Figure dataset records
..............................

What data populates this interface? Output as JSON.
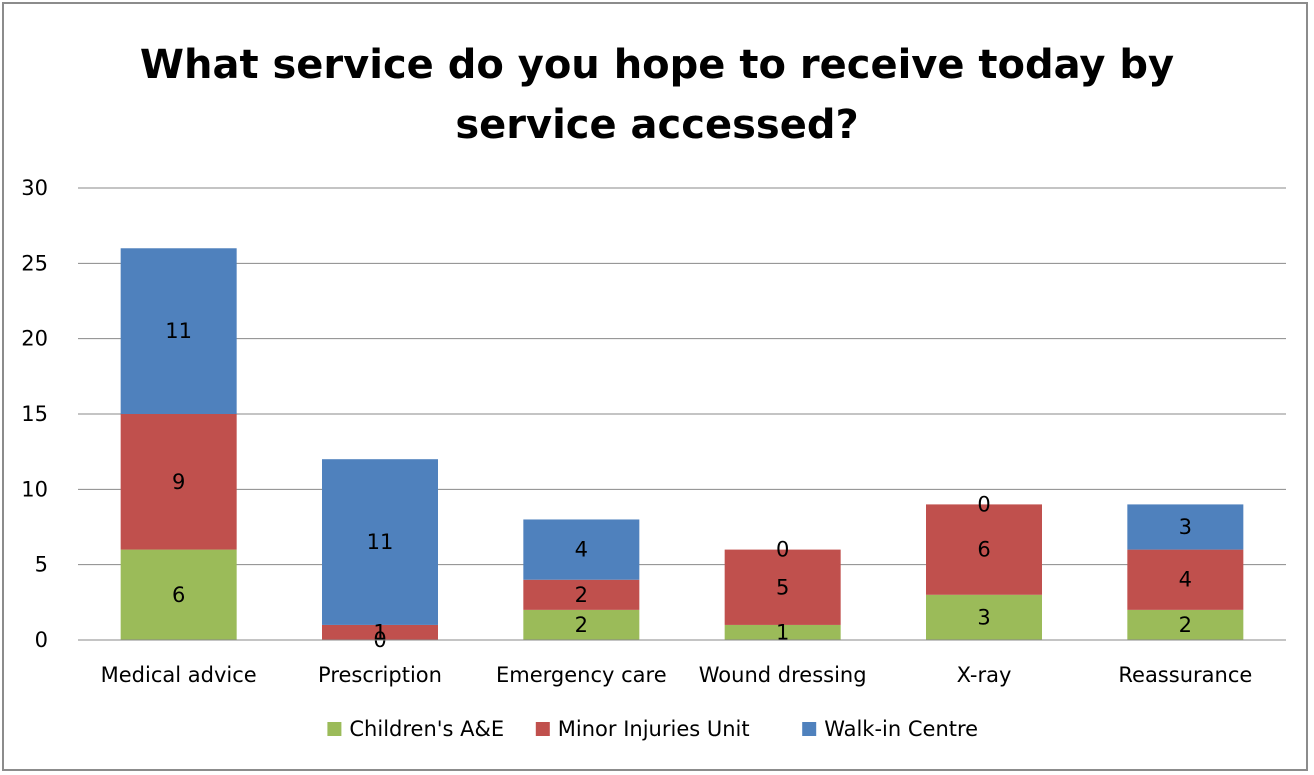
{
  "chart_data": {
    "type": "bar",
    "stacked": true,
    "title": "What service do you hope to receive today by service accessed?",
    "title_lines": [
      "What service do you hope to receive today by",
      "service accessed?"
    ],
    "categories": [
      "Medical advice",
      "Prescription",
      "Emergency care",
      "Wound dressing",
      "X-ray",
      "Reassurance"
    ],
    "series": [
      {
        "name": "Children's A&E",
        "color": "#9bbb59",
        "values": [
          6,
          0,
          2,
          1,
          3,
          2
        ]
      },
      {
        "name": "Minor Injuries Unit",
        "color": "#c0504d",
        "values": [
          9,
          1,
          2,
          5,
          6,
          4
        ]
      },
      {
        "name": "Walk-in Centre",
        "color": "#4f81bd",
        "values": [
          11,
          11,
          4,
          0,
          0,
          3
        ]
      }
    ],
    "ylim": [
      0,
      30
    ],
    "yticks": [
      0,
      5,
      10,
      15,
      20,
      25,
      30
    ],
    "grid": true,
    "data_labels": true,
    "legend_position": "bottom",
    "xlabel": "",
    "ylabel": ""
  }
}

..............................

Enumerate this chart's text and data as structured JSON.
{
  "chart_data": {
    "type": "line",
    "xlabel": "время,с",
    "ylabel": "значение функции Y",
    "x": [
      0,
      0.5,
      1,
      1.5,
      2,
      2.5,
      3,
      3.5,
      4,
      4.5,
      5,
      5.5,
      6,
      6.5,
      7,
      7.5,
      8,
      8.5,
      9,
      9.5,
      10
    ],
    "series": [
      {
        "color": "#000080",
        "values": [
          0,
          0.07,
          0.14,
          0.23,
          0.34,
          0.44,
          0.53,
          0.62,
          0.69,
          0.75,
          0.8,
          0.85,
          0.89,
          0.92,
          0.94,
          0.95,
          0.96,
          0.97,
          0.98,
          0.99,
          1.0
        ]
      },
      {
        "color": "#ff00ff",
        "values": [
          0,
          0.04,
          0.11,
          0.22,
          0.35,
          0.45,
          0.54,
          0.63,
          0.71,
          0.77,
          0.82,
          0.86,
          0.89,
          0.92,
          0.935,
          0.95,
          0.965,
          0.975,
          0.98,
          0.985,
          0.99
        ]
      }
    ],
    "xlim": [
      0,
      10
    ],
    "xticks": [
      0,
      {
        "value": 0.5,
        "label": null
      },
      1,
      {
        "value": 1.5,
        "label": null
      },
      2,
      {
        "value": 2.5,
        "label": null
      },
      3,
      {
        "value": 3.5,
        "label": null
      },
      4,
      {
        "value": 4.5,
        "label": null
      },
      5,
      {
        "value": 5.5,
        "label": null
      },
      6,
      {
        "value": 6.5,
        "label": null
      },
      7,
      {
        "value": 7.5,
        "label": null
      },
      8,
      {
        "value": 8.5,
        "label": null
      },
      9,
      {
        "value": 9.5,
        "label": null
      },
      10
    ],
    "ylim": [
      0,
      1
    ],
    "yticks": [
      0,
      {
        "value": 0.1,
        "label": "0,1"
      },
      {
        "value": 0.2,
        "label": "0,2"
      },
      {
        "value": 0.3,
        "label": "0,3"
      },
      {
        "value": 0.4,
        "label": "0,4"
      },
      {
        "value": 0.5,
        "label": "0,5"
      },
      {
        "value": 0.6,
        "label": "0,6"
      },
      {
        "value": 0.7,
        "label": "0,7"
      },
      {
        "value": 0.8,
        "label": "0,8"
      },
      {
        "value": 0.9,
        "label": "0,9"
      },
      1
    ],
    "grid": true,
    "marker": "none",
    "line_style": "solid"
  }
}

..............................

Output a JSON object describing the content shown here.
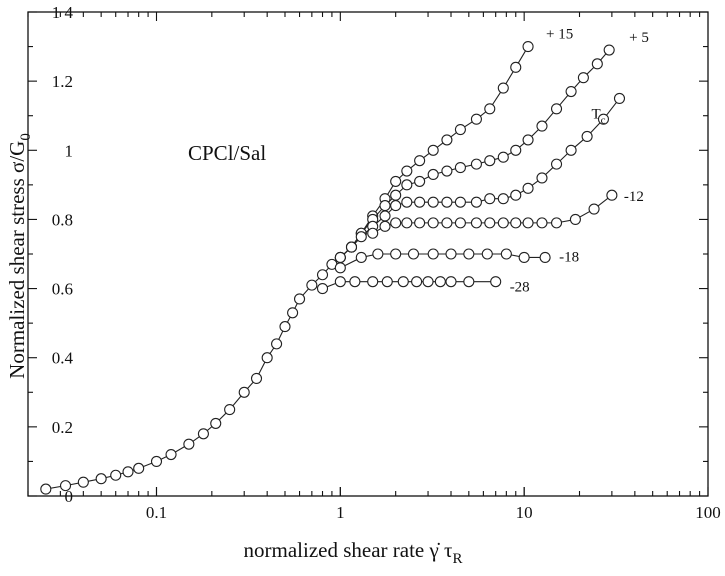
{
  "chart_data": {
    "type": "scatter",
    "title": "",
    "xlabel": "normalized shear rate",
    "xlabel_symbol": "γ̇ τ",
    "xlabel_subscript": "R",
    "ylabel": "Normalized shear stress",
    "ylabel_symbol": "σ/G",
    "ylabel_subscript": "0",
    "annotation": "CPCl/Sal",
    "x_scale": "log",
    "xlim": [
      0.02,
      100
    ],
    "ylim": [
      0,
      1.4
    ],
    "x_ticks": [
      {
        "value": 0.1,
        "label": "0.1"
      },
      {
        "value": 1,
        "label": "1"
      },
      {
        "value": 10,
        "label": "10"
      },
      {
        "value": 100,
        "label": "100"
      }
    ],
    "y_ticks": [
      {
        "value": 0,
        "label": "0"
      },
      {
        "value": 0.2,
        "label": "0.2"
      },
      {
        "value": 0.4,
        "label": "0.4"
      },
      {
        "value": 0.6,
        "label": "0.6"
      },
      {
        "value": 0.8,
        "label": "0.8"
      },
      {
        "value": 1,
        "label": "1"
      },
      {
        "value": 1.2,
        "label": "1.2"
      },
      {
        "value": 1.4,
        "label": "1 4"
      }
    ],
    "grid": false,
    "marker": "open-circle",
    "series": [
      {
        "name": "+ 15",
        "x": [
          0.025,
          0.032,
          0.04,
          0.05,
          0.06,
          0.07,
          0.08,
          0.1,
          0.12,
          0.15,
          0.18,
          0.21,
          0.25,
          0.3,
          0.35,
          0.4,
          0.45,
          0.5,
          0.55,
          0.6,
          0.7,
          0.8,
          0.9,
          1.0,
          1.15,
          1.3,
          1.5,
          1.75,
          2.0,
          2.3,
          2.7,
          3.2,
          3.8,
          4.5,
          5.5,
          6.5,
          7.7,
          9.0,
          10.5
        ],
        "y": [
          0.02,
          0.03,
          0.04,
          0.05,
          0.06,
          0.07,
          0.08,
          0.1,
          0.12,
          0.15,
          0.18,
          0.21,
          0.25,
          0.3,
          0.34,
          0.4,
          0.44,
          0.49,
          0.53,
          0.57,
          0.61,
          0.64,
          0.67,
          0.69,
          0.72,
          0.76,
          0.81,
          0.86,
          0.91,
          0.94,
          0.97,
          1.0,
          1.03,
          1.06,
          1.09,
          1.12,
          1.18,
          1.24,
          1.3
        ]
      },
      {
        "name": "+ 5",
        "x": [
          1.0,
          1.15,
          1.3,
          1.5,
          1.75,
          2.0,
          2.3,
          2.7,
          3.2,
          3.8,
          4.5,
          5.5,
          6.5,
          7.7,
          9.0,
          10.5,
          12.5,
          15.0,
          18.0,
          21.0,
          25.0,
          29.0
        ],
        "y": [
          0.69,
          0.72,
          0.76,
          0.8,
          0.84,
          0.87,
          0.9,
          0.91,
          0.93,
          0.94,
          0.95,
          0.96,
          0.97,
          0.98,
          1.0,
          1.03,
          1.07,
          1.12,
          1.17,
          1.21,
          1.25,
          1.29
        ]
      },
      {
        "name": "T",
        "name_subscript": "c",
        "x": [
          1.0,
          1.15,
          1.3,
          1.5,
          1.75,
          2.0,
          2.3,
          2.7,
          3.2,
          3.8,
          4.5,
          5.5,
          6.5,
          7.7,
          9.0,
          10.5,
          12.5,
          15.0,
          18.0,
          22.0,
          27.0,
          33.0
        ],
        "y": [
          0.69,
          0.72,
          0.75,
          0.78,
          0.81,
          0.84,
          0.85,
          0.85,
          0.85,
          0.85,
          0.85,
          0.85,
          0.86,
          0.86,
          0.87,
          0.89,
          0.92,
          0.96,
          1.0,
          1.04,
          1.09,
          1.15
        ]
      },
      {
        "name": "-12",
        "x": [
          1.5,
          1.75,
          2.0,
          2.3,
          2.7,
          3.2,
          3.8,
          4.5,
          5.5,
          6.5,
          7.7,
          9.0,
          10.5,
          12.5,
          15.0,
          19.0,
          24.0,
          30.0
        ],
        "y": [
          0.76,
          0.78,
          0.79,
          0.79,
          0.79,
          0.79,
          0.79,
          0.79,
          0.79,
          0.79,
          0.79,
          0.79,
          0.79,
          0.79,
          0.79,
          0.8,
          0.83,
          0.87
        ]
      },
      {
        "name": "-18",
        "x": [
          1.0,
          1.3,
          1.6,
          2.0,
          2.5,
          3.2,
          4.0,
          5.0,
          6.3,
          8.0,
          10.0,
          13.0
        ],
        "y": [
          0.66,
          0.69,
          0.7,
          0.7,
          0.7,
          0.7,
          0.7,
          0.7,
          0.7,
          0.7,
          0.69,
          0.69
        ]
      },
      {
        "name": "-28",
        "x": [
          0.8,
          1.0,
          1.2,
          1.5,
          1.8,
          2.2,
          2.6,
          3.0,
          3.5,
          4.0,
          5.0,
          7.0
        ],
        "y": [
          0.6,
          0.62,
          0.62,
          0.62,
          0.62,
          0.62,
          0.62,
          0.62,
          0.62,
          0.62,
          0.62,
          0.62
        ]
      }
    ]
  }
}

..............................

# [PROBLEM DETAILS]
Ascertain the number of lines in the entries that include the word "shear", and report only that number.

# [COMPLETED EXERCISE]
2